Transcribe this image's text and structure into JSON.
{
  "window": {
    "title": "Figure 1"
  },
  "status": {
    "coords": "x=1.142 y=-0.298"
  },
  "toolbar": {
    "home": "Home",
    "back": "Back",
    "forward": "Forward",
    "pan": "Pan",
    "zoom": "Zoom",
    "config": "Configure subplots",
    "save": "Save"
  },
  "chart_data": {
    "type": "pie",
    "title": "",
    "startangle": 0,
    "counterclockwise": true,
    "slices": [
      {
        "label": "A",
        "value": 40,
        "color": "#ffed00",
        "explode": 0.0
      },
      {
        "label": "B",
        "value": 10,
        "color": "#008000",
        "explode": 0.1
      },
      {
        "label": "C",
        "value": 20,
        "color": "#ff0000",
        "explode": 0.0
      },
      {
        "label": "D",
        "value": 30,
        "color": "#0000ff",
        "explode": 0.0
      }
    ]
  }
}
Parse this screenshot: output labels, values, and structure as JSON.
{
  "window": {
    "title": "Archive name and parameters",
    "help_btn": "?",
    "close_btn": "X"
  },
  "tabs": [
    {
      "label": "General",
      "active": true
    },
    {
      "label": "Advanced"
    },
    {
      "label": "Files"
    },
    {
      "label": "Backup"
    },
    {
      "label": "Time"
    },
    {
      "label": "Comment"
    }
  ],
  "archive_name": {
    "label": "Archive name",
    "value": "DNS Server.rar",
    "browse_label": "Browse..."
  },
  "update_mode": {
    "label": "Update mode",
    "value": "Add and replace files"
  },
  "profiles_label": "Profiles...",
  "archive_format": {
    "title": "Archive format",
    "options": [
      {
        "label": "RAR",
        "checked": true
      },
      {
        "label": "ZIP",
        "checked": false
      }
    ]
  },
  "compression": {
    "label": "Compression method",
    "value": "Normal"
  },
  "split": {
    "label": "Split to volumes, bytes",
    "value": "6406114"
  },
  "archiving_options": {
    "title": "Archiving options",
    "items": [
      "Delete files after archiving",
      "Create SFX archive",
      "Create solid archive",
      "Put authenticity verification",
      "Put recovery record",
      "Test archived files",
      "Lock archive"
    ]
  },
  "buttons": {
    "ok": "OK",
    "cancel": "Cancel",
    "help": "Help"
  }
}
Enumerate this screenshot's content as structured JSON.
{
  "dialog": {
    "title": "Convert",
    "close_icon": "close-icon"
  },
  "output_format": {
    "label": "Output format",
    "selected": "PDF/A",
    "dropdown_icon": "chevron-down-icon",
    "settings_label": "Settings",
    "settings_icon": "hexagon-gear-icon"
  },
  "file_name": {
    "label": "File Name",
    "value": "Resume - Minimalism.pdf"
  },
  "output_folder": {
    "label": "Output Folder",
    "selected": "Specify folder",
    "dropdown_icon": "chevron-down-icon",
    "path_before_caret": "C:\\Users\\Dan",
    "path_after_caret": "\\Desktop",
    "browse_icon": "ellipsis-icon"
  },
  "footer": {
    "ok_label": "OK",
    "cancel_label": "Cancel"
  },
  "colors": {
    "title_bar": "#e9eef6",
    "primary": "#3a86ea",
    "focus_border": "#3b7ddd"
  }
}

- _Task requirements_
Tally the lines that hold the string "screenshot" and state the total, nothing more.

- _Finished answer_
2